▶ Problem details:
Copy out the listing that follows, exact in every word, and skip the images.

▶ Given data:
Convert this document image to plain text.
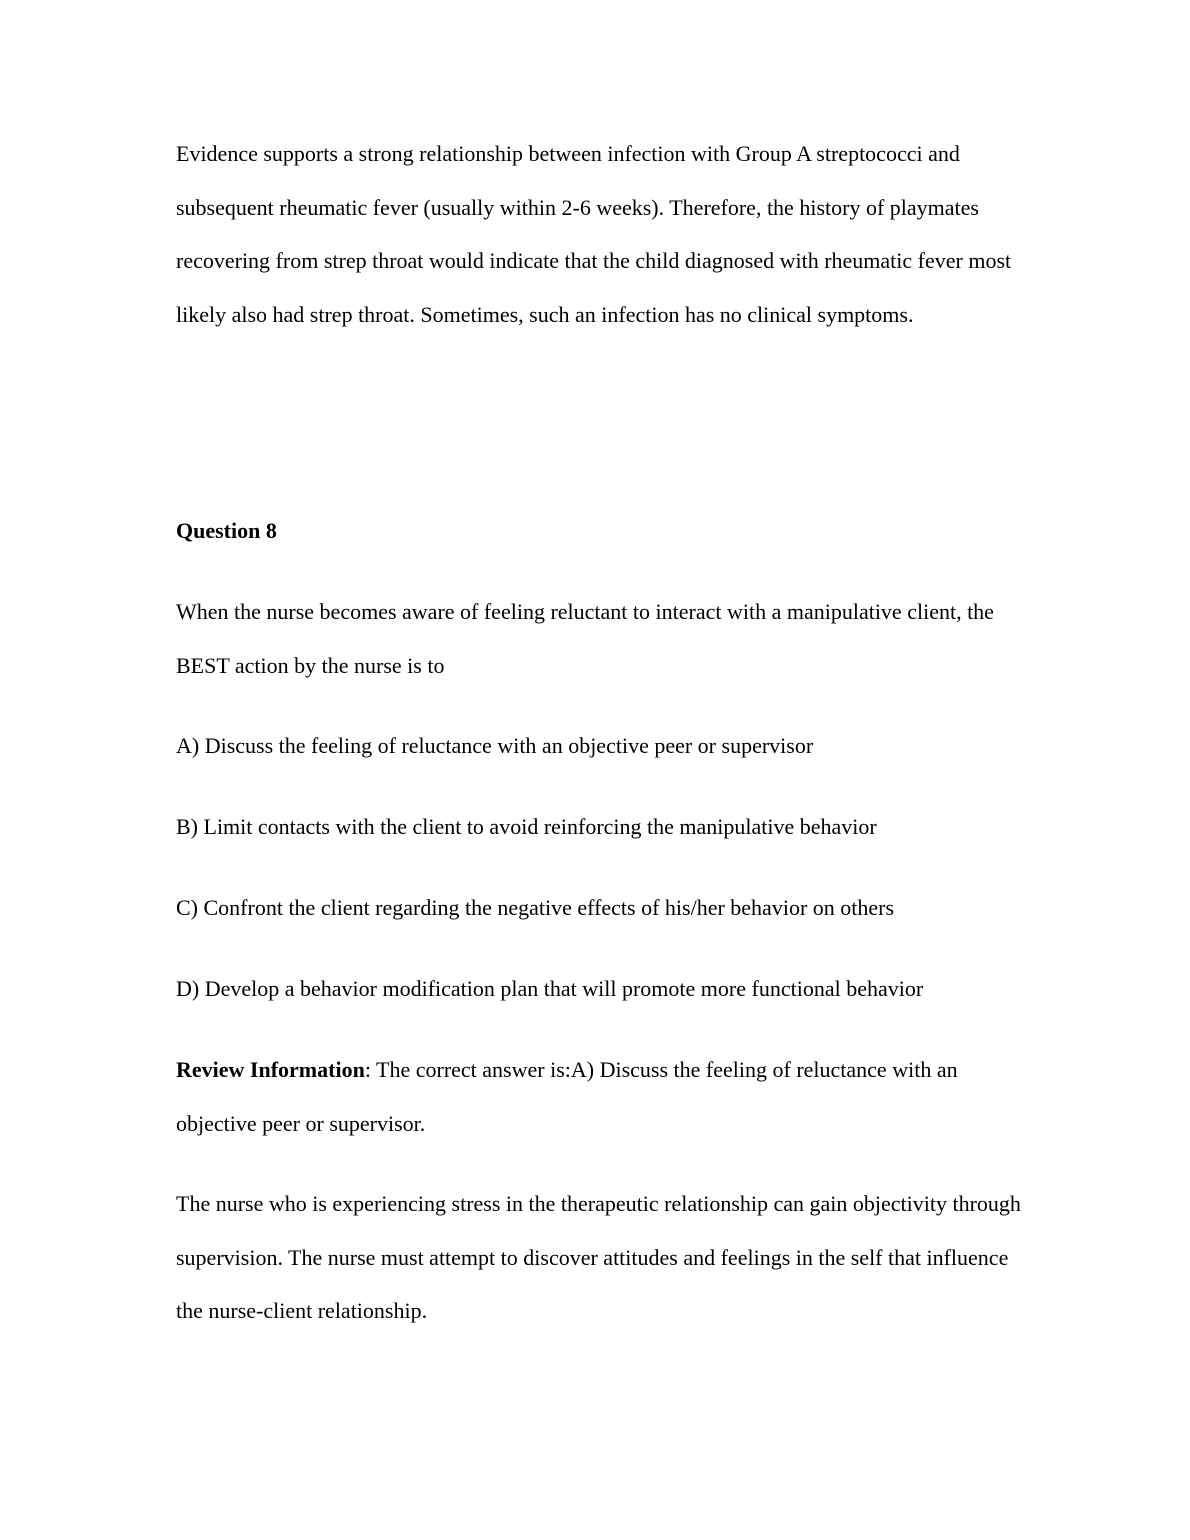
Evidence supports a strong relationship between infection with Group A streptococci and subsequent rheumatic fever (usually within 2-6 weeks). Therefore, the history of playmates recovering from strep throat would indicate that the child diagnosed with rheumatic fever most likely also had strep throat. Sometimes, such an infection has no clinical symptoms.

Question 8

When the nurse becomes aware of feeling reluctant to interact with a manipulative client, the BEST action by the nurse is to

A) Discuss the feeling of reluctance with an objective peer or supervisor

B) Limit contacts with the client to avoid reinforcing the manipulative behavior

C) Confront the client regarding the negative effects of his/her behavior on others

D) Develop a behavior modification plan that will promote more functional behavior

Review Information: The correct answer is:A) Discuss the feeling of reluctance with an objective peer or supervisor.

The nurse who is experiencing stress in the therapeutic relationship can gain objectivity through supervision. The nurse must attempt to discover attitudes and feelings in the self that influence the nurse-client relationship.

▶ Correct response:
Convert this document image to plain text.
Evidence supports a strong relationship between infection with Group A streptococci and subsequent rheumatic fever (usually within 2-6 weeks). Therefore, the history of playmates recovering from strep throat would indicate that the child diagnosed with rheumatic fever most likely also had strep throat. Sometimes, such an infection has no clinical symptoms.

Question 8

When the nurse becomes aware of feeling reluctant to interact with a manipulative client, the BEST action by the nurse is to

A) Discuss the feeling of reluctance with an objective peer or supervisor

B) Limit contacts with the client to avoid reinforcing the manipulative behavior

C) Confront the client regarding the negative effects of his/her behavior on others

D) Develop a behavior modification plan that will promote more functional behavior

Review Information: The correct answer is:A) Discuss the feeling of reluctance with an objective peer or supervisor.

The nurse who is experiencing stress in the therapeutic relationship can gain objectivity through supervision. The nurse must attempt to discover attitudes and feelings in the self that influence the nurse-client relationship.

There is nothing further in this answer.